(THE REQUEST) Without skipping anything, write out each record below exactly.

(MATERIAL FOR THIS TASK)
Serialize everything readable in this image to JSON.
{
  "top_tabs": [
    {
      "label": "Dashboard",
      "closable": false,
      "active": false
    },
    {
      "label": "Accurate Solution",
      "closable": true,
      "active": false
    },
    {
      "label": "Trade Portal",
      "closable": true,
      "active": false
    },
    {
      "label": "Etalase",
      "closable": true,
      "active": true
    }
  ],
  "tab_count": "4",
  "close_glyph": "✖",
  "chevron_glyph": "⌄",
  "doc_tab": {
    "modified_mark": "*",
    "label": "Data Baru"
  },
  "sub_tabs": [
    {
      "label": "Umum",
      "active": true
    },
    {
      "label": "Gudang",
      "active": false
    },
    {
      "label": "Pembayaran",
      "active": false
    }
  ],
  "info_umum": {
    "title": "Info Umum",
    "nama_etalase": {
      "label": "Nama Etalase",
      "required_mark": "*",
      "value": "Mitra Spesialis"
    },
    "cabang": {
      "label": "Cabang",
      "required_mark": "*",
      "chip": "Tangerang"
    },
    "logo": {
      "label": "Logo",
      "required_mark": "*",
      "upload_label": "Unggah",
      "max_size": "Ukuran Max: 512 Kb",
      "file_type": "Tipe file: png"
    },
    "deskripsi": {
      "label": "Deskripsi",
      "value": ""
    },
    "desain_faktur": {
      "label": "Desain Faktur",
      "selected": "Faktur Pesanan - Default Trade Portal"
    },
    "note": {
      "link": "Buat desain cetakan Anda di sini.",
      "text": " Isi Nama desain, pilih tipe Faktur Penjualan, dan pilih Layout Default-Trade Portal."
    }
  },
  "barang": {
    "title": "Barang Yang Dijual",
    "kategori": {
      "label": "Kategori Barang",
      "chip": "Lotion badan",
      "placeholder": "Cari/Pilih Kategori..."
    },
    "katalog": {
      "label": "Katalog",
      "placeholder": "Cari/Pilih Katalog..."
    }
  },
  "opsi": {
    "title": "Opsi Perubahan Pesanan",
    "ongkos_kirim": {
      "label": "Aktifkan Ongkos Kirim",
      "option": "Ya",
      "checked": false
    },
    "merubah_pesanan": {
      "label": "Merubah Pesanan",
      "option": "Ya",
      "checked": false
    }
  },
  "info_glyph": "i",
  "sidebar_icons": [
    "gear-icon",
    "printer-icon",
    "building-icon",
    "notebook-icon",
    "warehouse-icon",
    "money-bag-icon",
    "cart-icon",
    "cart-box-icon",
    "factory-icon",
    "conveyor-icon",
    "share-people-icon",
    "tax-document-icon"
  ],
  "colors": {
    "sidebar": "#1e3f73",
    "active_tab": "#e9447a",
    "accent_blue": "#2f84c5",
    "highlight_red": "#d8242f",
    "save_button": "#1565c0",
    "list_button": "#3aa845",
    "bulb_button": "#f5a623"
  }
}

(WORKED ANSWER)
Serialize everything readable in this image to JSON.
{
  "top_tabs": [
    {
      "label": "Dashboard",
      "closable": false,
      "active": false
    },
    {
      "label": "Accurate Solution",
      "closable": true,
      "active": false
    },
    {
      "label": "Trade Portal",
      "closable": true,
      "active": false
    },
    {
      "label": "Etalase",
      "closable": true,
      "active": true
    }
  ],
  "tab_count": "4",
  "close_glyph": "✖",
  "chevron_glyph": "⌄",
  "doc_tab": {
    "modified_mark": "*",
    "label": "Data Baru"
  },
  "sub_tabs": [
    {
      "label": "Umum",
      "active": true
    },
    {
      "label": "Gudang",
      "active": false
    },
    {
      "label": "Pembayaran",
      "active": false
    }
  ],
  "info_umum": {
    "title": "Info Umum",
    "nama_etalase": {
      "label": "Nama Etalase",
      "required_mark": "*",
      "value": "Mitra Spesialis"
    },
    "cabang": {
      "label": "Cabang",
      "required_mark": "*",
      "chip": "Tangerang"
    },
    "logo": {
      "label": "Logo",
      "required_mark": "*",
      "upload_label": "Unggah",
      "max_size": "Ukuran Max: 512 Kb",
      "file_type": "Tipe file: png"
    },
    "deskripsi": {
      "label": "Deskripsi",
      "value": ""
    },
    "desain_faktur": {
      "label": "Desain Faktur",
      "selected": "Faktur Pesanan - Default Trade Portal"
    },
    "note": {
      "link": "Buat desain cetakan Anda di sini.",
      "text": " Isi Nama desain, pilih tipe Faktur Penjualan, dan pilih Layout Default-Trade Portal."
    }
  },
  "barang": {
    "title": "Barang Yang Dijual",
    "kategori": {
      "label": "Kategori Barang",
      "chip": "Lotion badan",
      "placeholder": "Cari/Pilih Kategori..."
    },
    "katalog": {
      "label": "Katalog",
      "placeholder": "Cari/Pilih Katalog..."
    }
  },
  "opsi": {
    "title": "Opsi Perubahan Pesanan",
    "ongkos_kirim": {
      "label": "Aktifkan Ongkos Kirim",
      "option": "Ya",
      "checked": false
    },
    "merubah_pesanan": {
      "label": "Merubah Pesanan",
      "option": "Ya",
      "checked": false
    }
  },
  "info_glyph": "i",
  "sidebar_icons": [
    "gear-icon",
    "printer-icon",
    "building-icon",
    "notebook-icon",
    "warehouse-icon",
    "money-bag-icon",
    "cart-icon",
    "cart-box-icon",
    "factory-icon",
    "conveyor-icon",
    "share-people-icon",
    "tax-document-icon"
  ],
  "colors": {
    "sidebar": "#1e3f73",
    "active_tab": "#e9447a",
    "accent_blue": "#2f84c5",
    "highlight_red": "#d8242f",
    "save_button": "#1565c0",
    "list_button": "#3aa845",
    "bulb_button": "#f5a623"
  }
}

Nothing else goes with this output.